■ **GOAL**:
Output the material exactly, but drop every image it holds.

■ **EXTRACTED DATA**:
● ● ●
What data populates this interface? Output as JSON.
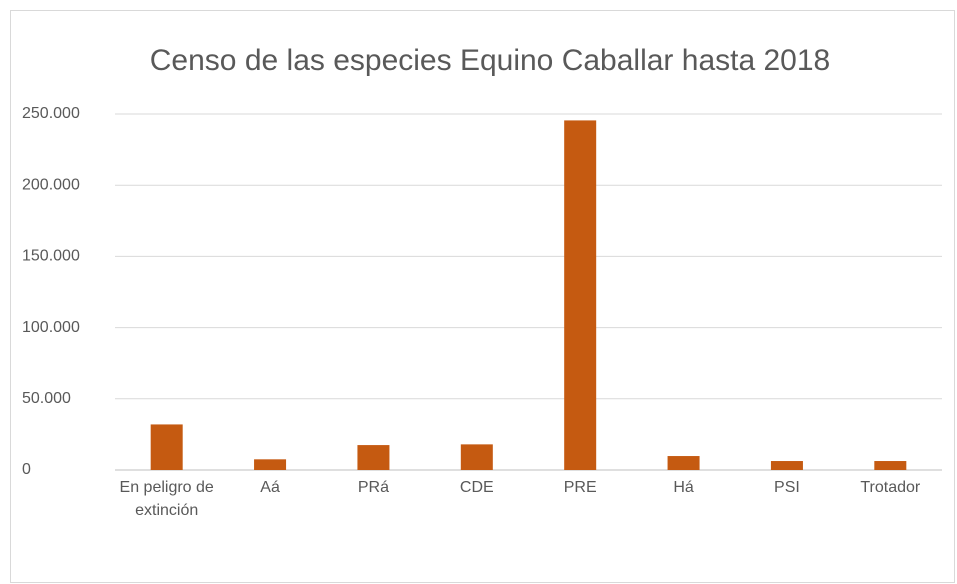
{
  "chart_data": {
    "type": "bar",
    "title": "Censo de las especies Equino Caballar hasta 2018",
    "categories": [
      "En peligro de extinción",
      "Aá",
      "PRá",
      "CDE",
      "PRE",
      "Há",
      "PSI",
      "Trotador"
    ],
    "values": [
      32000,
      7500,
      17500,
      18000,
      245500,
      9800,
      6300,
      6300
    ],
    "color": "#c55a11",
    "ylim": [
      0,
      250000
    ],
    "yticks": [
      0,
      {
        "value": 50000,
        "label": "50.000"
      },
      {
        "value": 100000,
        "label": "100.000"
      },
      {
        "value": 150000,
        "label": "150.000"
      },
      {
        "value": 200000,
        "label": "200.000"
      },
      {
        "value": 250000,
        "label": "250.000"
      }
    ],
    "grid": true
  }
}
● ● ●
■ **FINISHED TASK**:
What data populates this interface? Output as JSON.
{
  "chart_data": {
    "type": "bar",
    "title": "Censo de las especies Equino Caballar hasta 2018",
    "categories": [
      "En peligro de extinción",
      "Aá",
      "PRá",
      "CDE",
      "PRE",
      "Há",
      "PSI",
      "Trotador"
    ],
    "values": [
      32000,
      7500,
      17500,
      18000,
      245500,
      9800,
      6300,
      6300
    ],
    "color": "#c55a11",
    "ylim": [
      0,
      250000
    ],
    "yticks": [
      0,
      {
        "value": 50000,
        "label": "50.000"
      },
      {
        "value": 100000,
        "label": "100.000"
      },
      {
        "value": 150000,
        "label": "150.000"
      },
      {
        "value": 200000,
        "label": "200.000"
      },
      {
        "value": 250000,
        "label": "250.000"
      }
    ],
    "grid": true
  }
}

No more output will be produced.